# Stated problem
Please rewrite the records between the lines holding "nav-ai-profile-pictures[interactable]: AI Profile" and "345, 106, 365]", inclusive, substituting "Change photo" for "Replace photo" and leaving everything else unchanged.

[Entries from a dataset]
⟨

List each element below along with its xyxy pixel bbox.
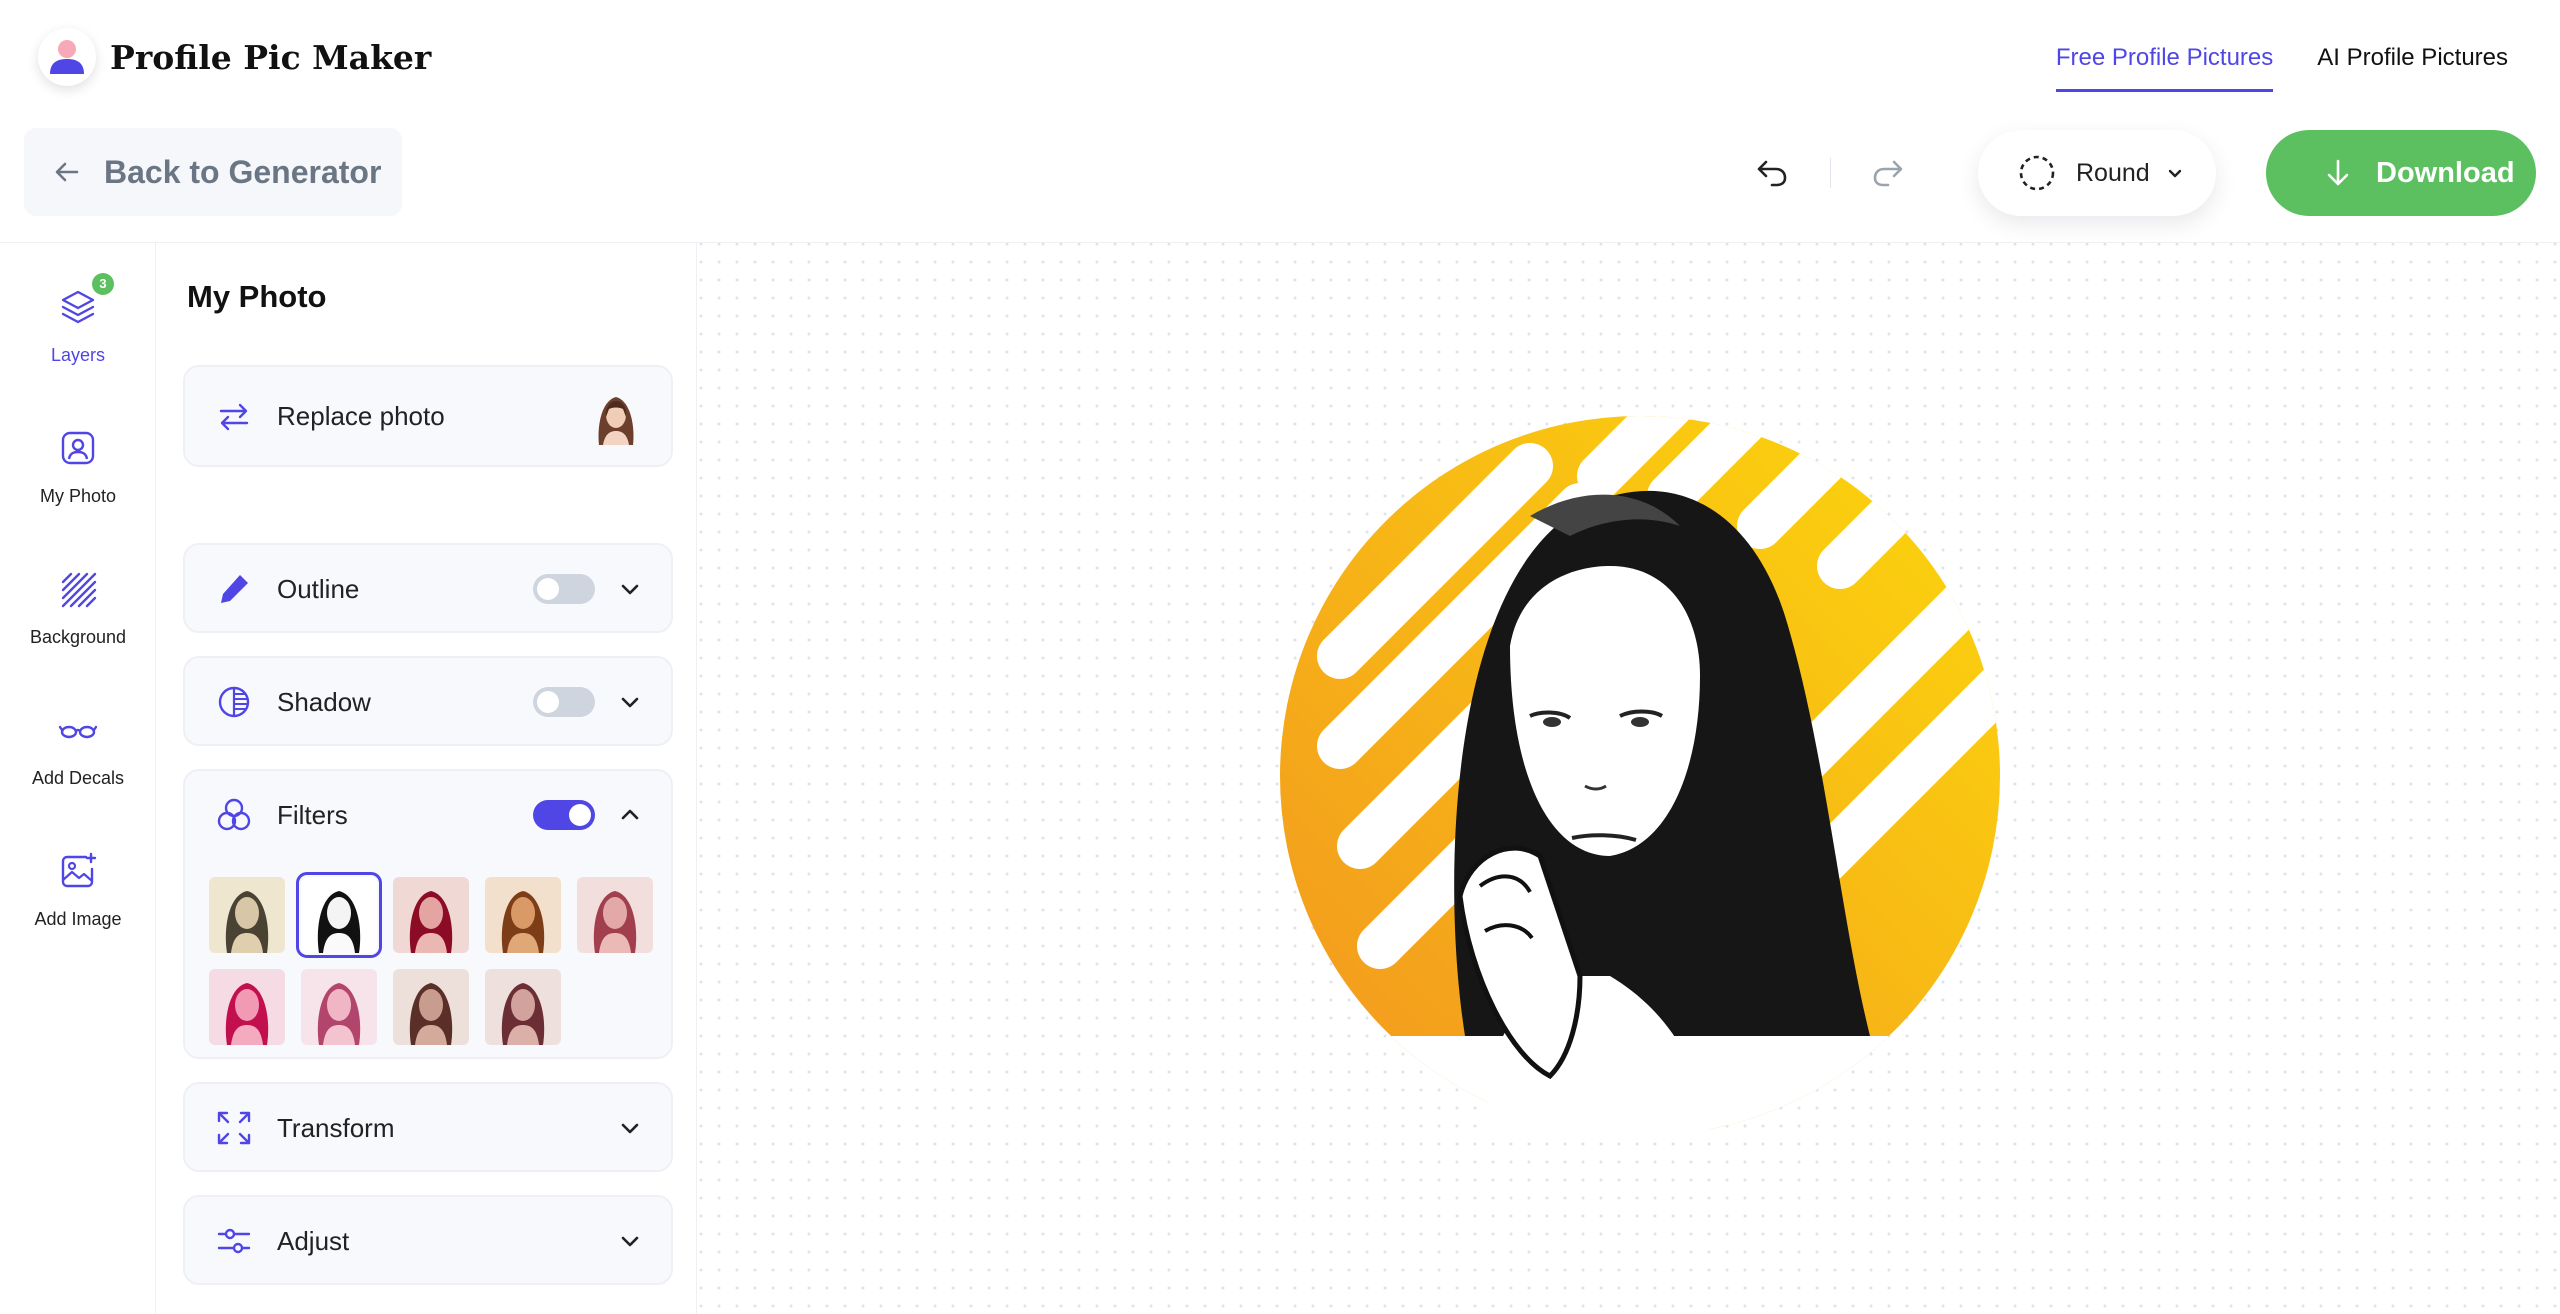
nav-ai-profile-pictures[interactable]: AI Profile Pictures	[2317, 40, 2508, 92]
chevron-down-icon[interactable]	[617, 576, 643, 602]
pen-icon	[221, 575, 248, 603]
expand-arrows-icon	[217, 1111, 251, 1145]
redo-icon[interactable]	[1868, 153, 1908, 193]
shadow-card[interactable]: Shadow	[183, 656, 673, 746]
layers-count-badge: 3	[92, 273, 114, 295]
glasses-icon	[58, 725, 98, 739]
layers-icon	[61, 290, 95, 324]
logo-icon	[38, 28, 96, 86]
back-to-generator-button[interactable]: Back to Generator	[24, 128, 402, 216]
rail-label: Add Image	[34, 909, 122, 929]
back-label: Back to Generator	[104, 153, 382, 190]
rail-item-background[interactable]: Background	[0, 569, 156, 679]
chevron-down-icon	[2168, 169, 2181, 178]
undo-icon[interactable]	[1752, 153, 1792, 193]
swap-arrows-icon	[219, 403, 249, 431]
rail-label: Background	[29, 627, 127, 647]
replace-photo-card[interactable]: Replace photo	[183, 365, 673, 467]
download-label: Download	[2376, 156, 2515, 189]
profile-picture-preview[interactable]	[1280, 416, 2000, 1136]
filter-black-white[interactable]	[296, 872, 382, 958]
filter-red[interactable]	[393, 877, 469, 953]
app-name: Profile Pic Maker	[110, 37, 432, 77]
arrow-left-icon	[55, 162, 79, 182]
filter-magenta[interactable]	[209, 969, 285, 1045]
outline-card[interactable]: Outline	[183, 543, 673, 633]
download-button[interactable]: Download	[2266, 130, 2536, 216]
rail-label: My Photo	[39, 486, 117, 506]
nav-free-profile-pictures[interactable]: Free Profile Pictures	[2055, 40, 2274, 92]
diagonal-lines-icon	[61, 572, 97, 608]
left-rail: 3 Layers My Photo Background Add Decals	[0, 243, 156, 1314]
filters-label: Filters	[277, 800, 348, 830]
rail-item-my-photo[interactable]: My Photo	[0, 428, 156, 538]
shape-select[interactable]: Round	[1978, 130, 2216, 216]
filters-card[interactable]: Filters	[183, 769, 673, 1059]
shadow-label: Shadow	[277, 687, 371, 717]
outline-toggle[interactable]	[533, 574, 595, 604]
filter-rose[interactable]	[577, 877, 653, 953]
three-circles-icon	[217, 798, 251, 831]
rail-label: Layers	[50, 345, 106, 365]
filter-sepia-warm[interactable]	[485, 877, 561, 953]
dashed-circle-icon	[2019, 155, 2055, 191]
download-arrow-icon	[2327, 159, 2349, 186]
filters-toggle[interactable]	[533, 800, 595, 830]
user-square-icon	[61, 431, 95, 465]
adjust-label: Adjust	[277, 1226, 350, 1256]
panel-title: My Photo	[187, 279, 327, 314]
transform-card[interactable]: Transform	[183, 1082, 673, 1172]
chevron-up-icon[interactable]	[617, 802, 643, 828]
shadow-toggle[interactable]	[533, 687, 595, 717]
transform-label: Transform	[277, 1113, 395, 1143]
outline-label: Outline	[277, 574, 360, 604]
top-header: Profile Pic Maker Free Profile Pictures …	[0, 0, 2560, 118]
filter-muted-rose[interactable]	[485, 969, 561, 1045]
filter-brown[interactable]	[393, 969, 469, 1045]
rail-item-add-decals[interactable]: Add Decals	[0, 710, 156, 820]
chevron-down-icon[interactable]	[617, 689, 643, 715]
my-photo-panel: My Photo Replace photo Outline Shadow Fi…	[157, 243, 697, 1314]
shadow-circle-icon	[218, 686, 250, 718]
app-logo[interactable]: Profile Pic Maker	[38, 28, 431, 86]
rail-item-add-image[interactable]: Add Image	[0, 851, 156, 961]
image-plus-icon	[61, 852, 97, 888]
filter-pink[interactable]	[301, 969, 377, 1045]
chevron-down-icon[interactable]	[617, 1228, 643, 1254]
chevron-down-icon[interactable]	[617, 1115, 643, 1141]
top-nav: Free Profile Pictures AI Profile Picture…	[2012, 40, 2560, 92]
replace-photo-label: Replace photo	[277, 401, 445, 431]
rail-item-layers[interactable]: 3 Layers	[0, 273, 156, 397]
rail-label: Add Decals	[31, 768, 125, 788]
sliders-icon	[217, 1228, 251, 1254]
photo-thumbnail	[598, 397, 634, 445]
filter-original[interactable]	[209, 877, 285, 953]
shape-label: Round	[2076, 158, 2150, 187]
adjust-card[interactable]: Adjust	[183, 1195, 673, 1285]
toolbar-divider	[1830, 158, 1831, 188]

⟩

# Output of the task
nav-ai-profile-pictures[interactable]: AI Profile Pictures	[2317, 40, 2508, 92]
chevron-down-icon[interactable]	[617, 576, 643, 602]
pen-icon	[221, 575, 248, 603]
expand-arrows-icon	[217, 1111, 251, 1145]
redo-icon[interactable]	[1868, 153, 1908, 193]
shadow-card[interactable]: Shadow	[183, 656, 673, 746]
layers-count-badge: 3	[92, 273, 114, 295]
glasses-icon	[58, 725, 98, 739]
layers-icon	[61, 290, 95, 324]
logo-icon	[38, 28, 96, 86]
back-to-generator-button[interactable]: Back to Generator	[24, 128, 402, 216]
rail-label: Add Image	[34, 909, 122, 929]
back-label: Back to Generator	[104, 153, 382, 190]
rail-item-background[interactable]: Background	[0, 569, 156, 679]
chevron-down-icon	[2168, 169, 2181, 178]
undo-icon[interactable]	[1752, 153, 1792, 193]
swap-arrows-icon	[219, 403, 249, 431]
rail-label: Background	[29, 627, 127, 647]
replace-photo-card[interactable]: Change photo	[183, 365, 673, 467]
download-label: Download	[2376, 156, 2515, 189]
profile-picture-preview[interactable]	[1280, 416, 2000, 1136]
filter-black-white[interactable]	[296, 872, 382, 958]
filter-red[interactable]	[393, 877, 469, 953]
app-name: Profile Pic Maker	[110, 37, 432, 77]
arrow-left-icon	[55, 162, 79, 182]
filter-magenta[interactable]	[209, 969, 285, 1045]
outline-card[interactable]: Outline	[183, 543, 673, 633]
download-button[interactable]: Download	[2266, 130, 2536, 216]
rail-label: My Photo	[39, 486, 117, 506]
nav-free-profile-pictures[interactable]: Free Profile Pictures	[2055, 40, 2274, 92]
diagonal-lines-icon	[61, 572, 97, 608]
left-rail: 3 Layers My Photo Background Add Decals	[0, 243, 156, 1314]
filters-label: Filters	[277, 800, 348, 830]
rail-item-my-photo[interactable]: My Photo	[0, 428, 156, 538]
shape-select[interactable]: Round	[1978, 130, 2216, 216]
filters-card[interactable]: Filters	[183, 769, 673, 1059]
shadow-label: Shadow	[277, 687, 371, 717]
outline-toggle[interactable]	[533, 574, 595, 604]
filter-rose[interactable]	[577, 877, 653, 953]
three-circles-icon	[217, 798, 251, 831]
rail-label: Layers	[50, 345, 106, 365]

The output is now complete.